- _Directions for this task_
Look below and pull out each line with the word "CPIC".

======== Available records ========

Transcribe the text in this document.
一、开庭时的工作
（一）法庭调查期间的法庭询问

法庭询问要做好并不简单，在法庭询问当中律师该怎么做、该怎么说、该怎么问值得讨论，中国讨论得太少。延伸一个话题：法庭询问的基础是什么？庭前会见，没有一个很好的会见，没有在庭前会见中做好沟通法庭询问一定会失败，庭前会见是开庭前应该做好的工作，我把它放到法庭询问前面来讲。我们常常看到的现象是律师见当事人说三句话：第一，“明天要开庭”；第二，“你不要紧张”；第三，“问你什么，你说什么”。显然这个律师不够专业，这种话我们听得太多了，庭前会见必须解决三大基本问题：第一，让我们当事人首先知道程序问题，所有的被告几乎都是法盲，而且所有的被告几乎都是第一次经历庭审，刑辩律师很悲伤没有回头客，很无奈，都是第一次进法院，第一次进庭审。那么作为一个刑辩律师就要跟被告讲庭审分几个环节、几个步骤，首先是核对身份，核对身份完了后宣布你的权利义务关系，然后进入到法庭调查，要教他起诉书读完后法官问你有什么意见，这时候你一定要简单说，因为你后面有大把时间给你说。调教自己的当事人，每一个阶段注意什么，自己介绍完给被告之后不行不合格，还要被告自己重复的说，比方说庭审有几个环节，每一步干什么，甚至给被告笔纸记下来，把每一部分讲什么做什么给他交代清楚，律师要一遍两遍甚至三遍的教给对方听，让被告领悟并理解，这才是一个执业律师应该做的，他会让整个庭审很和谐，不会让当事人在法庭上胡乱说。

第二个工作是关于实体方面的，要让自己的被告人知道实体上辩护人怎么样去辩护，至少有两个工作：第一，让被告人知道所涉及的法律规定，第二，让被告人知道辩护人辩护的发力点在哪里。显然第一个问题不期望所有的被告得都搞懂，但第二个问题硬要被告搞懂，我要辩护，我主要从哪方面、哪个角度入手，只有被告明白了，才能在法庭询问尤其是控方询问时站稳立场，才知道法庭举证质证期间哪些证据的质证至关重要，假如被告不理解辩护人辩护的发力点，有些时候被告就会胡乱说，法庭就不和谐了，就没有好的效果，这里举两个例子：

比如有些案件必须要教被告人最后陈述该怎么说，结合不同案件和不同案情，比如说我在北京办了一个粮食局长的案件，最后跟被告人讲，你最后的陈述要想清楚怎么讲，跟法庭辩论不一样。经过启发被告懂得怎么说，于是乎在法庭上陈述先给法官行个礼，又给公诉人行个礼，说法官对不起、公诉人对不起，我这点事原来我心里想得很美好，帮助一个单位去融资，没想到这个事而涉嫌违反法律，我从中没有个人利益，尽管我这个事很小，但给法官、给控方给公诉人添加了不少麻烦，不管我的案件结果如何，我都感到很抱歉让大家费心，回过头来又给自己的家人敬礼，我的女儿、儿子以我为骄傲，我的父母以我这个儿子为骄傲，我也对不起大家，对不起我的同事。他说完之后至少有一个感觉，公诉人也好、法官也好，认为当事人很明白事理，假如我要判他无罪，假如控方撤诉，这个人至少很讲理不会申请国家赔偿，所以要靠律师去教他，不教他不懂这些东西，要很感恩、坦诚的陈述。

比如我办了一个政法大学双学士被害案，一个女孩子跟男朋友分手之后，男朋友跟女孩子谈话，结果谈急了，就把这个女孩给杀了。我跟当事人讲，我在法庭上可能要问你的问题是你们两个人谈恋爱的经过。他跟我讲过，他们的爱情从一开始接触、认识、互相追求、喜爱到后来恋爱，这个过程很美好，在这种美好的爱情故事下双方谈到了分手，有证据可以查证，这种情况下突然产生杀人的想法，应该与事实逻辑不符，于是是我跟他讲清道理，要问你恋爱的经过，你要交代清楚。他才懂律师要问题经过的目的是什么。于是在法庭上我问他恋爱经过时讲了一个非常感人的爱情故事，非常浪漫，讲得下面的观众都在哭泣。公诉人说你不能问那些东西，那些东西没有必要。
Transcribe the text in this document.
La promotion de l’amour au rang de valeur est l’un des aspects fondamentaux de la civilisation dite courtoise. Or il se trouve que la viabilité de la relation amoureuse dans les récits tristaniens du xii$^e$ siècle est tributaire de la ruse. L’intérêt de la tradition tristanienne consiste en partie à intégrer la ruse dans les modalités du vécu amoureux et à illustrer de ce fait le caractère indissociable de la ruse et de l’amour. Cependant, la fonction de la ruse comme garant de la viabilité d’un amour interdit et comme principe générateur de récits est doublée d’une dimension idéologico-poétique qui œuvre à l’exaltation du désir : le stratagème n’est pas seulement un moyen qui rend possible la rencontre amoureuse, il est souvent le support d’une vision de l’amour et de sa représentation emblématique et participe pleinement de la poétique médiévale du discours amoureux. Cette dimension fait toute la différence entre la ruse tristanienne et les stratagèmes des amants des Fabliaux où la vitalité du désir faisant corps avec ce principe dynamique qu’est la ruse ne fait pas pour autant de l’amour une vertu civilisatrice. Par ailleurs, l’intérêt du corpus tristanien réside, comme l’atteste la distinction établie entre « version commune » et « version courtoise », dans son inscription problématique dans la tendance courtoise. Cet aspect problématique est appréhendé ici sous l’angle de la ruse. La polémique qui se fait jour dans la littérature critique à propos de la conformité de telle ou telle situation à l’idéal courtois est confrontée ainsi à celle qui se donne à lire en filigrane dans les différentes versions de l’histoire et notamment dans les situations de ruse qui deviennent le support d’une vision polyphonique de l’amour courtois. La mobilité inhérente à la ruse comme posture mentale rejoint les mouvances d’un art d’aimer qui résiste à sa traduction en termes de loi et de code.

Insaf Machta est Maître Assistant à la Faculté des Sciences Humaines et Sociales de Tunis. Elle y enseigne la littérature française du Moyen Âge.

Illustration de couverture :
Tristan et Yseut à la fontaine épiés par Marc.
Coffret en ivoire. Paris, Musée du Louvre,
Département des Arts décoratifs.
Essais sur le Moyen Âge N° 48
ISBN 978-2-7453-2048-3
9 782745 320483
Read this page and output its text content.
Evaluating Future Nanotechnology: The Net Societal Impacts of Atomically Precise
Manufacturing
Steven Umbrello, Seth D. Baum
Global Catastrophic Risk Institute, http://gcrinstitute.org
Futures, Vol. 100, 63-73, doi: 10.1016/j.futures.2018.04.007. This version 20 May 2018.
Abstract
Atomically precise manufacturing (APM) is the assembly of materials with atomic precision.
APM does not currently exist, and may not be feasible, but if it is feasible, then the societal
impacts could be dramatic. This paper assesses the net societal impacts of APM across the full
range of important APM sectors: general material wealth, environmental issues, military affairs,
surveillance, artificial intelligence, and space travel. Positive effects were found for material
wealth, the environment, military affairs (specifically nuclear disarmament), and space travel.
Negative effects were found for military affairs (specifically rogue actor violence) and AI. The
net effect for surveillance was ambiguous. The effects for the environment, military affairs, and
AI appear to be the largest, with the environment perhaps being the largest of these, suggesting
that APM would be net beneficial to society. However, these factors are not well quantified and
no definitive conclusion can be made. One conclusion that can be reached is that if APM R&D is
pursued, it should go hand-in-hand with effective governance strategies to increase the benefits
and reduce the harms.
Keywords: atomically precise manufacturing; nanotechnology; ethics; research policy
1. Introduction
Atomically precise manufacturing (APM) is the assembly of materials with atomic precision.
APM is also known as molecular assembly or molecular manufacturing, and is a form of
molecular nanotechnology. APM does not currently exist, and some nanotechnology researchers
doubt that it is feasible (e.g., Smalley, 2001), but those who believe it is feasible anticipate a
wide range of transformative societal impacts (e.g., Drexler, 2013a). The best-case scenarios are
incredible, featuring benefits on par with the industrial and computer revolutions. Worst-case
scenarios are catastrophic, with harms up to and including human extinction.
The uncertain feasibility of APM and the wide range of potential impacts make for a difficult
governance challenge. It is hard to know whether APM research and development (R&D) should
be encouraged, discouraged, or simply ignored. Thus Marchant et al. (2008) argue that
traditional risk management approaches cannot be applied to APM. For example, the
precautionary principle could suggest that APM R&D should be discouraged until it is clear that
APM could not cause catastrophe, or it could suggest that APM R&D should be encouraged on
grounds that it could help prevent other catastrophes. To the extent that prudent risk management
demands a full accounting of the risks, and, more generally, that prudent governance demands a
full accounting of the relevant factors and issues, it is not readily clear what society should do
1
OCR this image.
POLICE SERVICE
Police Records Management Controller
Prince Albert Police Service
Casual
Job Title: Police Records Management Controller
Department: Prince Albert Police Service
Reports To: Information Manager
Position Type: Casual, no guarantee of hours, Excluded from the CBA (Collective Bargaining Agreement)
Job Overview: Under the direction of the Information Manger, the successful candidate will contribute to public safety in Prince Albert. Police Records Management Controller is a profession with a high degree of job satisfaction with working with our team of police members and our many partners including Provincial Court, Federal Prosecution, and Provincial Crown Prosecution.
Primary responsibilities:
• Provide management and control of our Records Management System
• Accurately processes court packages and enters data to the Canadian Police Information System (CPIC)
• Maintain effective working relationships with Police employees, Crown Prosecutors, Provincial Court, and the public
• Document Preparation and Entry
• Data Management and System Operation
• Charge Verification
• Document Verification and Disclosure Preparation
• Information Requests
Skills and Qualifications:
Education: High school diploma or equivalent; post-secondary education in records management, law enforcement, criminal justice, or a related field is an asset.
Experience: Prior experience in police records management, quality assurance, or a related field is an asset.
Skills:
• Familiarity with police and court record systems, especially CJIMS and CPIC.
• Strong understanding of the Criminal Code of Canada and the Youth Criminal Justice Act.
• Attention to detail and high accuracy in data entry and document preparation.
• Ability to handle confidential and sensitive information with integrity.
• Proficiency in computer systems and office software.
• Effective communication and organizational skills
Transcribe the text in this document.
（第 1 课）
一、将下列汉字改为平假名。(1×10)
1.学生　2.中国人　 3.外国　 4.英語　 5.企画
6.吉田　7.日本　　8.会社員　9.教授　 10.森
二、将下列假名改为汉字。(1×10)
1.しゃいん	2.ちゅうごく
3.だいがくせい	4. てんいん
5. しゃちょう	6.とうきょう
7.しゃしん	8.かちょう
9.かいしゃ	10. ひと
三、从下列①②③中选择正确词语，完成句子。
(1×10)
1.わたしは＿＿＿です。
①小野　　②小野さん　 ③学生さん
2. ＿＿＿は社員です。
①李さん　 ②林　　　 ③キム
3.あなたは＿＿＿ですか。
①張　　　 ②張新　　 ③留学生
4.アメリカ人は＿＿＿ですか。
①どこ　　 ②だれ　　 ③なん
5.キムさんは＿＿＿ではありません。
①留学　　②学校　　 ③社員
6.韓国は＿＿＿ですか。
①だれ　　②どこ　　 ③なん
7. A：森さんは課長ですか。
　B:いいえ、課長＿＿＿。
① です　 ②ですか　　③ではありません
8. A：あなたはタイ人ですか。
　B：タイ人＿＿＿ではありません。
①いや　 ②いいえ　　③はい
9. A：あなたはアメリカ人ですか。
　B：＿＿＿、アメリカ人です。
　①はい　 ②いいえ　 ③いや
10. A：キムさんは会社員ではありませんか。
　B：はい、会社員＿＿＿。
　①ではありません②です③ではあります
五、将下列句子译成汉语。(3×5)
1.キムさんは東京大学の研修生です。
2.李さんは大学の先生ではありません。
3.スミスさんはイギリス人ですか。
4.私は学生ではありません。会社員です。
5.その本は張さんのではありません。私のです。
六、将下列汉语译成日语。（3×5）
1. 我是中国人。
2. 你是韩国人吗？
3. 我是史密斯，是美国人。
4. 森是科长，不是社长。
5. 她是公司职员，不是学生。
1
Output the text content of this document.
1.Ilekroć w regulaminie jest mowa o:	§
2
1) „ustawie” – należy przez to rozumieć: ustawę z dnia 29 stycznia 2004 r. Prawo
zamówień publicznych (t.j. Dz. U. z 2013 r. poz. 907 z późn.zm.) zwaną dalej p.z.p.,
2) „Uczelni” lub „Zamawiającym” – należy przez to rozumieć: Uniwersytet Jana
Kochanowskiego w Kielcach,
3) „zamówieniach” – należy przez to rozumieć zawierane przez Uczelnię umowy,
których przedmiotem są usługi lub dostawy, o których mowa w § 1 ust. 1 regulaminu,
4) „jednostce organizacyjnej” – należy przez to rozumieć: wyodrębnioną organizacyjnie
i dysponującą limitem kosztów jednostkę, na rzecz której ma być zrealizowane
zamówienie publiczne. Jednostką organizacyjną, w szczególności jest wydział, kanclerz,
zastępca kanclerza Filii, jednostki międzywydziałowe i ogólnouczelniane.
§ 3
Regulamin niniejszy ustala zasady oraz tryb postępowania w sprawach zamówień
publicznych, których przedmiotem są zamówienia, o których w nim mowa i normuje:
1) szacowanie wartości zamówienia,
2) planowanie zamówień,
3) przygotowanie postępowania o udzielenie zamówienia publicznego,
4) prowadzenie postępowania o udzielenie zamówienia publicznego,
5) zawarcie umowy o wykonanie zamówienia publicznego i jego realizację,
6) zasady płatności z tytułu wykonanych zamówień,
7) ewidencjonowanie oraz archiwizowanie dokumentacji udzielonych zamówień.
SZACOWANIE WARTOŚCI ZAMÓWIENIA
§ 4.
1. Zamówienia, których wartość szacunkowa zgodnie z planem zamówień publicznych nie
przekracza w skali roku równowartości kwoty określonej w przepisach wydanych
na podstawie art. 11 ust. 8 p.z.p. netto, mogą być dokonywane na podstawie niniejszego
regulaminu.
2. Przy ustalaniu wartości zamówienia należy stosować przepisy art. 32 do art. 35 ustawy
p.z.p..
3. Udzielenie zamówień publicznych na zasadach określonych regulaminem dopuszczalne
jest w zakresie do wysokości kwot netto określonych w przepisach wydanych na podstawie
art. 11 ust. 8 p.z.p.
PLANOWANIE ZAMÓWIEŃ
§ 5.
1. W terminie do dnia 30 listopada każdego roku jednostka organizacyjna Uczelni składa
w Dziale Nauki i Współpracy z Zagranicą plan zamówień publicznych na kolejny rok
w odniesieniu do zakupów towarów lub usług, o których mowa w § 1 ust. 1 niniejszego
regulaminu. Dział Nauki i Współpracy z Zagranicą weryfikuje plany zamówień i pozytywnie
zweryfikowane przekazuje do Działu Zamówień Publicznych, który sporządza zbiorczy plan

========

- _Finished exercise_
• Accurately processes court packages and enters data to the Canadian Police Information System (CPIC)
• Familiarity with police and court record systems, especially CJIMS and CPIC.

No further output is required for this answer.